- [PROBLEM REQUIREMENTS]:
Could you retype the whole listing word for word and drop the images?

··· DATASET EXTRACT

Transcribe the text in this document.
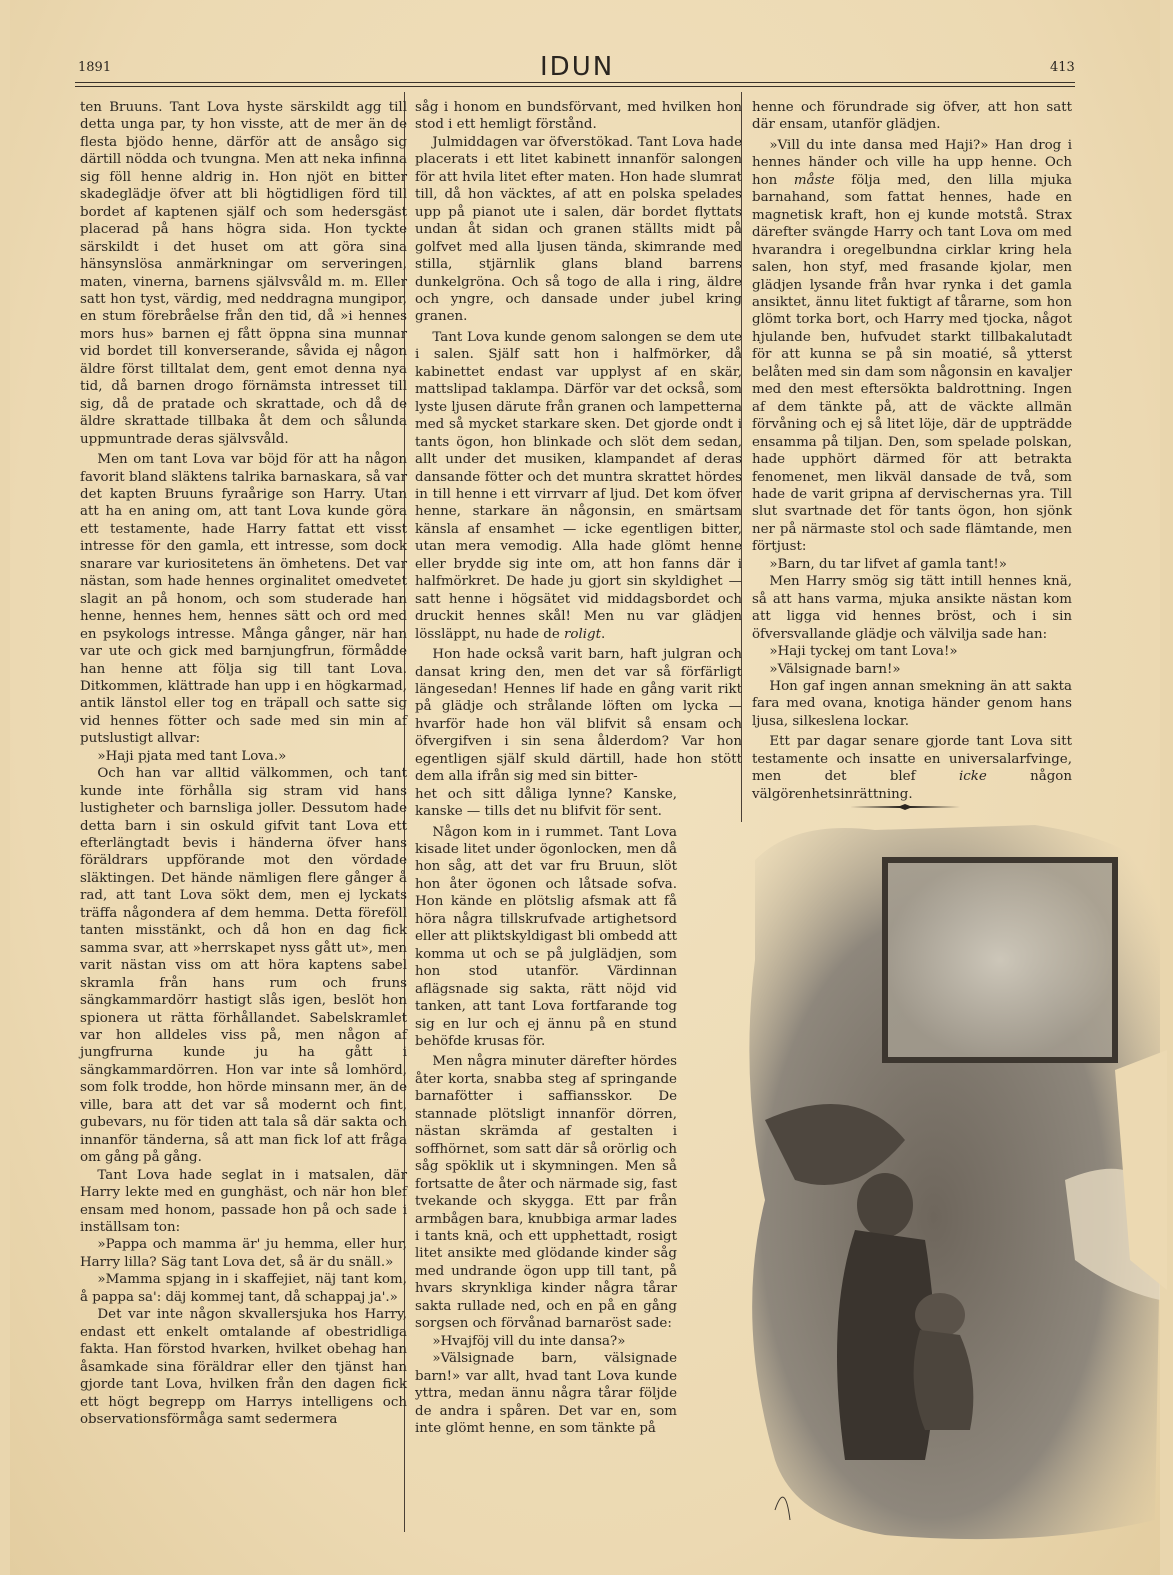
1891	IDUN	413

ten Bruuns. Tant Lova hyste särskildt agg till detta unga par, ty hon visste, att de mer än de flesta bjödo henne, därför att de ansågo sig därtill nödda och tvungna. Men att neka infinna sig föll henne aldrig in. Hon njöt en bitter skadeglädje öfver att bli högtidligen förd till bordet af kaptenen själf och som hedersgäst placerad på hans högra sida. Hon tyckte särskildt i det huset om att göra sina hänsynslösa anmärkningar om serveringen, maten, vinerna, barnens självsvåld m. m. Eller satt hon tyst, värdig, med neddragna mungipor, en stum förebråelse från den tid, då »i hennes mors hus» barnen ej fått öppna sina munnar vid bordet till konverserande, såvida ej någon äldre först tilltalat dem, gent emot denna nya tid, då barnen drogo förnämsta intresset till sig, då de pratade och skrattade, och då de äldre skrattade tillbaka åt dem och sålunda uppmuntrade deras självsvåld.

Men om tant Lova var böjd för att ha någon favorit bland släktens talrika barnaskara, så var det kapten Bruuns fyraårige son Harry. Utan att ha en aning om, att tant Lova kunde göra ett testamente, hade Harry fattat ett visst intresse för den gamla, ett intresse, som dock snarare var kuriositetens än ömhetens. Det var nästan, som hade hennes orginalitet omedvetet slagit an på honom, och som studerade han henne, hennes hem, hennes sätt och ord med en psykologs intresse. Många gånger, när han var ute och gick med barnjungfrun, förmådde han henne att följa sig till tant Lova. Ditkommen, klättrade han upp i en högkarmad, antik länstol eller tog en träpall och satte sig vid hennes fötter och sade med sin min af putslustigt allvar:

»Haji pjata med tant Lova.»

Och han var alltid välkommen, och tant kunde inte förhålla sig stram vid hans lustigheter och barnsliga joller. Dessutom hade detta barn i sin oskuld gifvit tant Lova ett efterlängtadt bevis i händerna öfver hans föräldrars uppförande mot den vördade släktingen. Det hände nämligen flere gånger å rad, att tant Lova sökt dem, men ej lyckats träffa någondera af dem hemma. Detta föreföll tanten misstänkt, och då hon en dag fick samma svar, att »herrskapet nyss gått ut», men varit nästan viss om att höra kaptens sabel skramla från hans rum och fruns sängkammardörr hastigt slås igen, beslöt hon spionera ut rätta förhållandet. Sabelskramlet var hon alldeles viss på, men någon af jungfrurna kunde ju ha gått i sängkammardörren. Hon var inte så lomhörd, som folk trodde, hon hörde minsann mer, än de ville, bara att det var så modernt och fint, gubevars, nu för tiden att tala så där sakta och innanför tänderna, så att man fick lof att fråga om gång på gång.

Tant Lova hade seglat in i matsalen, där Harry lekte med en gunghäst, och när hon blef ensam med honom, passade hon på och sade i inställsam ton:

»Pappa och mamma är' ju hemma, eller hur, Harry lilla? Säg tant Lova det, så är du snäll.»

»Mamma spjang in i skaffejiet, näj tant kom, å pappa sa': däj kommej tant, då schappaj ja'.»

Det var inte någon skvallersjuka hos Harry, endast ett enkelt omtalande af obestridliga fakta. Han förstod hvarken, hvilket obehag han åsamkade sina föräldrar eller den tjänst han gjorde tant Lova, hvilken från den dagen fick ett högt begrepp om Harrys intelligens och observationsförmåga samt sedermera

såg i honom en bundsförvant, med hvilken hon stod i ett hemligt förstånd.

Julmiddagen var öfverstökad. Tant Lova hade placerats i ett litet kabinett innanför salongen för att hvila litet efter maten. Hon hade slumrat till, då hon väcktes, af att en polska spelades upp på pianot ute i salen, där bordet flyttats undan åt sidan och granen ställts midt på golfvet med alla ljusen tända, skimrande med stilla, stjärnlik glans bland barrens dunkelgröna. Och så togo de alla i ring, äldre och yngre, och dansade under jubel kring granen.

Tant Lova kunde genom salongen se dem ute i salen. Själf satt hon i halfmörker, då kabinettet endast var upplyst af en skär, mattslipad taklampa. Därför var det också, som lyste ljusen därute från granen och lampetterna med så mycket starkare sken. Det gjorde ondt i tants ögon, hon blinkade och slöt dem sedan, allt under det musiken, klampandet af deras dansande fötter och det muntra skrattet hördes in till henne i ett virrvarr af ljud. Det kom öfver henne, starkare än någonsin, en smärtsam känsla af ensamhet — icke egentligen bitter, utan mera vemodig. Alla hade glömt henne eller brydde sig inte om, att hon fanns där i halfmörkret. De hade ju gjort sin skyldighet — satt henne i högsätet vid middagsbordet och druckit hennes skål! Men nu var glädjen lössläppt, nu hade de roligt.

Hon hade också varit barn, haft julgran och dansat kring den, men det var så förfärligt längesedan! Hennes lif hade en gång varit rikt på glädje och strålande löften om lycka — hvarför hade hon väl blifvit så ensam och öfvergifven i sin sena ålderdom? Var hon egentligen själf skuld därtill, hade hon stött dem alla ifrån sig med sin bitter-

het och sitt dåliga lynne? Kanske, kanske — tills det nu blifvit för sent.

Någon kom in i rummet. Tant Lova kisade litet under ögonlocken, men då hon såg, att det var fru Bruun, slöt hon åter ögonen och låtsade sofva. Hon kände en plötslig afsmak att få höra några tillskrufvade artighetsord eller att pliktskyldigast bli ombedd att komma ut och se på julglädjen, som hon stod utanför. Värdinnan aflägsnade sig sakta, rätt nöjd vid tanken, att tant Lova fortfarande tog sig en lur och ej ännu på en stund behöfde krusas för.

Men några minuter därefter hördes åter korta, snabba steg af springande barnafötter i saffiansskor. De stannade plötsligt innanför dörren, nästan skrämda af gestalten i soffhörnet, som satt där så orörlig och såg spöklik ut i skymningen. Men så fortsatte de åter och närmade sig, fast tvekande och skygga. Ett par från armbågen bara, knubbiga armar lades i tants knä, och ett upphettadt, rosigt litet ansikte med glödande kinder såg med undrande ögon upp till tant, på hvars skrynkliga kinder några tårar sakta rullade ned, och en på en gång sorgsen och förvånad barnaröst sade:

»Hvajföj vill du inte dansa?»

»Välsignade barn, välsignade barn!» var allt, hvad tant Lova kunde yttra, medan ännu några tårar följde de andra i spåren. Det var en, som inte glömt henne, en som tänkte på

henne och förundrade sig öfver, att hon satt där ensam, utanför glädjen.

»Vill du inte dansa med Haji?» Han drog i hennes händer och ville ha upp henne. Och hon måste följa med, den lilla mjuka barnahand, som fattat hennes, hade en magnetisk kraft, hon ej kunde motstå. Strax därefter svängde Harry och tant Lova om med hvarandra i oregelbundna cirklar kring hela salen, hon styf, med frasande kjolar, men glädjen lysande från hvar rynka i det gamla ansiktet, ännu litet fuktigt af tårarne, som hon glömt torka bort, och Harry med tjocka, något hjulande ben, hufvudet starkt tillbakalutadt för att kunna se på sin moatié, så ytterst belåten med sin dam som någonsin en kavaljer med den mest eftersökta baldrottning. Ingen af dem tänkte på, att de väckte allmän förvåning och ej så litet löje, där de uppträdde ensamma på tiljan. Den, som spelade polskan, hade upphört därmed för att betrakta fenomenet, men likväl dansade de två, som hade de varit gripna af dervischernas yra. Till slut svartnade det för tants ögon, hon sjönk ner på närmaste stol och sade flämtande, men förtjust:

»Barn, du tar lifvet af gamla tant!»

Men Harry smög sig tätt intill hennes knä, så att hans varma, mjuka ansikte nästan kom att ligga vid hennes bröst, och i sin öfversvallande glädje och välvilja sade han:

»Haji tyckej om tant Lova!»

»Välsignade barn!»

Hon gaf ingen annan smekning än att sakta fara med ovana, knotiga händer genom hans ljusa, silkeslena lockar.

Ett par dagar senare gjorde tant Lova sitt testamente och insatte en universalarfvinge, men det blef	icke	någon välgörenhetsinrättning.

······

- [YOUR SOLUTION]:
Transcribe the text in this document.
1891	IDUN	413

ten Bruuns. Tant Lova hyste särskildt agg till detta unga par, ty hon visste, att de mer än de flesta bjödo henne, därför att de ansågo sig därtill nödda och tvungna. Men att neka infinna sig föll henne aldrig in. Hon njöt en bitter skadeglädje öfver att bli högtidligen förd till bordet af kaptenen själf och som hedersgäst placerad på hans högra sida. Hon tyckte särskildt i det huset om att göra sina hänsynslösa anmärkningar om serveringen, maten, vinerna, barnens självsvåld m. m. Eller satt hon tyst, värdig, med neddragna mungipor, en stum förebråelse från den tid, då »i hennes mors hus» barnen ej fått öppna sina munnar vid bordet till konverserande, såvida ej någon äldre först tilltalat dem, gent emot denna nya tid, då barnen drogo förnämsta intresset till sig, då de pratade och skrattade, och då de äldre skrattade tillbaka åt dem och sålunda uppmuntrade deras självsvåld.

Men om tant Lova var böjd för att ha någon favorit bland släktens talrika barnaskara, så var det kapten Bruuns fyraårige son Harry. Utan att ha en aning om, att tant Lova kunde göra ett testamente, hade Harry fattat ett visst intresse för den gamla, ett intresse, som dock snarare var kuriositetens än ömhetens. Det var nästan, som hade hennes orginalitet omedvetet slagit an på honom, och som studerade han henne, hennes hem, hennes sätt och ord med en psykologs intresse. Många gånger, när han var ute och gick med barnjungfrun, förmådde han henne att följa sig till tant Lova. Ditkommen, klättrade han upp i en högkarmad, antik länstol eller tog en träpall och satte sig vid hennes fötter och sade med sin min af putslustigt allvar:

»Haji pjata med tant Lova.»

Och han var alltid välkommen, och tant kunde inte förhålla sig stram vid hans lustigheter och barnsliga joller. Dessutom hade detta barn i sin oskuld gifvit tant Lova ett efterlängtadt bevis i händerna öfver hans föräldrars uppförande mot den vördade släktingen. Det hände nämligen flere gånger å rad, att tant Lova sökt dem, men ej lyckats träffa någondera af dem hemma. Detta föreföll tanten misstänkt, och då hon en dag fick samma svar, att »herrskapet nyss gått ut», men varit nästan viss om att höra kaptens sabel skramla från hans rum och fruns sängkammardörr hastigt slås igen, beslöt hon spionera ut rätta förhållandet. Sabelskramlet var hon alldeles viss på, men någon af jungfrurna kunde ju ha gått i sängkammardörren. Hon var inte så lomhörd, som folk trodde, hon hörde minsann mer, än de ville, bara att det var så modernt och fint, gubevars, nu för tiden att tala så där sakta och innanför tänderna, så att man fick lof att fråga om gång på gång.

Tant Lova hade seglat in i matsalen, där Harry lekte med en gunghäst, och när hon blef ensam med honom, passade hon på och sade i inställsam ton:

»Pappa och mamma är' ju hemma, eller hur, Harry lilla? Säg tant Lova det, så är du snäll.»

»Mamma spjang in i skaffejiet, näj tant kom, å pappa sa': däj kommej tant, då schappaj ja'.»

Det var inte någon skvallersjuka hos Harry, endast ett enkelt omtalande af obestridliga fakta. Han förstod hvarken, hvilket obehag han åsamkade sina föräldrar eller den tjänst han gjorde tant Lova, hvilken från den dagen fick ett högt begrepp om Harrys intelligens och observationsförmåga samt sedermera

såg i honom en bundsförvant, med hvilken hon stod i ett hemligt förstånd.

Julmiddagen var öfverstökad. Tant Lova hade placerats i ett litet kabinett innanför salongen för att hvila litet efter maten. Hon hade slumrat till, då hon väcktes, af att en polska spelades upp på pianot ute i salen, där bordet flyttats undan åt sidan och granen ställts midt på golfvet med alla ljusen tända, skimrande med stilla, stjärnlik glans bland barrens dunkelgröna. Och så togo de alla i ring, äldre och yngre, och dansade under jubel kring granen.

Tant Lova kunde genom salongen se dem ute i salen. Själf satt hon i halfmörker, då kabinettet endast var upplyst af en skär, mattslipad taklampa. Därför var det också, som lyste ljusen därute från granen och lampetterna med så mycket starkare sken. Det gjorde ondt i tants ögon, hon blinkade och slöt dem sedan, allt under det musiken, klampandet af deras dansande fötter och det muntra skrattet hördes in till henne i ett virrvarr af ljud. Det kom öfver henne, starkare än någonsin, en smärtsam känsla af ensamhet — icke egentligen bitter, utan mera vemodig. Alla hade glömt henne eller brydde sig inte om, att hon fanns där i halfmörkret. De hade ju gjort sin skyldighet — satt henne i högsätet vid middagsbordet och druckit hennes skål! Men nu var glädjen lössläppt, nu hade de roligt.

Hon hade också varit barn, haft julgran och dansat kring den, men det var så förfärligt längesedan! Hennes lif hade en gång varit rikt på glädje och strålande löften om lycka — hvarför hade hon väl blifvit så ensam och öfvergifven i sin sena ålderdom? Var hon egentligen själf skuld därtill, hade hon stött dem alla ifrån sig med sin bitter-

het och sitt dåliga lynne? Kanske, kanske — tills det nu blifvit för sent.

Någon kom in i rummet. Tant Lova kisade litet under ögonlocken, men då hon såg, att det var fru Bruun, slöt hon åter ögonen och låtsade sofva. Hon kände en plötslig afsmak att få höra några tillskrufvade artighetsord eller att pliktskyldigast bli ombedd att komma ut och se på julglädjen, som hon stod utanför. Värdinnan aflägsnade sig sakta, rätt nöjd vid tanken, att tant Lova fortfarande tog sig en lur och ej ännu på en stund behöfde krusas för.

Men några minuter därefter hördes åter korta, snabba steg af springande barnafötter i saffiansskor. De stannade plötsligt innanför dörren, nästan skrämda af gestalten i soffhörnet, som satt där så orörlig och såg spöklik ut i skymningen. Men så fortsatte de åter och närmade sig, fast tvekande och skygga. Ett par från armbågen bara, knubbiga armar lades i tants knä, och ett upphettadt, rosigt litet ansikte med glödande kinder såg med undrande ögon upp till tant, på hvars skrynkliga kinder några tårar sakta rullade ned, och en på en gång sorgsen och förvånad barnaröst sade:

»Hvajföj vill du inte dansa?»

»Välsignade barn, välsignade barn!» var allt, hvad tant Lova kunde yttra, medan ännu några tårar följde de andra i spåren. Det var en, som inte glömt henne, en som tänkte på

henne och förundrade sig öfver, att hon satt där ensam, utanför glädjen.

»Vill du inte dansa med Haji?» Han drog i hennes händer och ville ha upp henne. Och hon måste följa med, den lilla mjuka barnahand, som fattat hennes, hade en magnetisk kraft, hon ej kunde motstå. Strax därefter svängde Harry och tant Lova om med hvarandra i oregelbundna cirklar kring hela salen, hon styf, med frasande kjolar, men glädjen lysande från hvar rynka i det gamla ansiktet, ännu litet fuktigt af tårarne, som hon glömt torka bort, och Harry med tjocka, något hjulande ben, hufvudet starkt tillbakalutadt för att kunna se på sin moatié, så ytterst belåten med sin dam som någonsin en kavaljer med den mest eftersökta baldrottning. Ingen af dem tänkte på, att de väckte allmän förvåning och ej så litet löje, där de uppträdde ensamma på tiljan. Den, som spelade polskan, hade upphört därmed för att betrakta fenomenet, men likväl dansade de två, som hade de varit gripna af dervischernas yra. Till slut svartnade det för tants ögon, hon sjönk ner på närmaste stol och sade flämtande, men förtjust:

»Barn, du tar lifvet af gamla tant!»

Men Harry smög sig tätt intill hennes knä, så att hans varma, mjuka ansikte nästan kom att ligga vid hennes bröst, och i sin öfversvallande glädje och välvilja sade han:

»Haji tyckej om tant Lova!»

»Välsignade barn!»

Hon gaf ingen annan smekning än att sakta fara med ovana, knotiga händer genom hans ljusa, silkeslena lockar.

Ett par dagar senare gjorde tant Lova sitt testamente och insatte en universalarfvinge, men det blef	icke	någon välgörenhetsinrättning.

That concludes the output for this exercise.